▶ _Task_: Repeat the listing in full. Nothing may be added or left out.

● ● ●

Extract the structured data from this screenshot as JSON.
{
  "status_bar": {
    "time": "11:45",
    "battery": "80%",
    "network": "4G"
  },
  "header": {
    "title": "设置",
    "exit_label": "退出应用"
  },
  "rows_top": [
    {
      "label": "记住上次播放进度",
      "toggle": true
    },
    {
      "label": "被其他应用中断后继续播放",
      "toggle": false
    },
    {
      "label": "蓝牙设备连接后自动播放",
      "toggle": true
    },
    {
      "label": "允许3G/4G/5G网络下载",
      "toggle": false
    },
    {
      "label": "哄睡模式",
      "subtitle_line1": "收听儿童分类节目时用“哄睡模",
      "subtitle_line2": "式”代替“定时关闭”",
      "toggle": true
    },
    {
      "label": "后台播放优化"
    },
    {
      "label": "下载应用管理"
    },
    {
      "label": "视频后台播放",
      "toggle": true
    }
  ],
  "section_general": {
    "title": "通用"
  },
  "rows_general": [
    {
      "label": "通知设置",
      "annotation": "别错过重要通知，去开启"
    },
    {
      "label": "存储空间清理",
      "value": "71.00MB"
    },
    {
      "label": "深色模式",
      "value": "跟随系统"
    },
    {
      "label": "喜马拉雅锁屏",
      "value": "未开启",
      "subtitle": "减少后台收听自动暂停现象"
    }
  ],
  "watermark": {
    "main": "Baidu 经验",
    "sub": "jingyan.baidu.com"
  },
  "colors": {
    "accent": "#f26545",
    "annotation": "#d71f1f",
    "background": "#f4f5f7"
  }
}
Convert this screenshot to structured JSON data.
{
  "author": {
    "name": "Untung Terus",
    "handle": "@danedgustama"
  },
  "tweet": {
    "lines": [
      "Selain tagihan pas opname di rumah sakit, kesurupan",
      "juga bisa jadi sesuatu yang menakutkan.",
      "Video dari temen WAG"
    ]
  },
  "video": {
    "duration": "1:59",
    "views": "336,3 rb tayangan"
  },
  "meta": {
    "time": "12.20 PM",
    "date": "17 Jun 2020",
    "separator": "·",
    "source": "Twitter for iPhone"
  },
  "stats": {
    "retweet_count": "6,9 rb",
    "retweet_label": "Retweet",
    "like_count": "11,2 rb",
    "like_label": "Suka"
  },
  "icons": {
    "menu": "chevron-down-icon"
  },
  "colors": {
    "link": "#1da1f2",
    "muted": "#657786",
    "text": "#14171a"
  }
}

● ● ●

▶ _Result of the task_:
Extract the structured data from this screenshot as JSON.
{
  "status_bar": {
    "time": "11:45",
    "battery": "80%",
    "network": "4G"
  },
  "header": {
    "title": "设置",
    "exit_label": "退出应用"
  },
  "rows_top": [
    {
      "label": "记住上次播放进度",
      "toggle": true
    },
    {
      "label": "被其他应用中断后继续播放",
      "toggle": false
    },
    {
      "label": "蓝牙设备连接后自动播放",
      "toggle": true
    },
    {
      "label": "允许3G/4G/5G网络下载",
      "toggle": false
    },
    {
      "label": "哄睡模式",
      "subtitle_line1": "收听儿童分类节目时用“哄睡模",
      "subtitle_line2": "式”代替“定时关闭”",
      "toggle": true
    },
    {
      "label": "后台播放优化"
    },
    {
      "label": "下载应用管理"
    },
    {
      "label": "视频后台播放",
      "toggle": true
    }
  ],
  "section_general": {
    "title": "通用"
  },
  "rows_general": [
    {
      "label": "通知设置",
      "annotation": "别错过重要通知，去开启"
    },
    {
      "label": "存储空间清理",
      "value": "71.00MB"
    },
    {
      "label": "深色模式",
      "value": "跟随系统"
    },
    {
      "label": "喜马拉雅锁屏",
      "value": "未开启",
      "subtitle": "减少后台收听自动暂停现象"
    }
  ],
  "watermark": {
    "main": "Baidu 经验",
    "sub": "jingyan.baidu.com"
  },
  "colors": {
    "accent": "#f26545",
    "annotation": "#d71f1f",
    "background": "#f4f5f7"
  }
}
Convert this screenshot to structured JSON data.
{
  "author": {
    "name": "Untung Terus",
    "handle": "@danedgustama"
  },
  "tweet": {
    "lines": [
      "Selain tagihan pas opname di rumah sakit, kesurupan",
      "juga bisa jadi sesuatu yang menakutkan.",
      "Video dari temen WAG"
    ]
  },
  "video": {
    "duration": "1:59",
    "views": "336,3 rb tayangan"
  },
  "meta": {
    "time": "12.20 PM",
    "date": "17 Jun 2020",
    "separator": "·",
    "source": "Twitter for iPhone"
  },
  "stats": {
    "retweet_count": "6,9 rb",
    "retweet_label": "Retweet",
    "like_count": "11,2 rb",
    "like_label": "Suka"
  },
  "icons": {
    "menu": "chevron-down-icon"
  },
  "colors": {
    "link": "#1da1f2",
    "muted": "#657786",
    "text": "#14171a"
  }
}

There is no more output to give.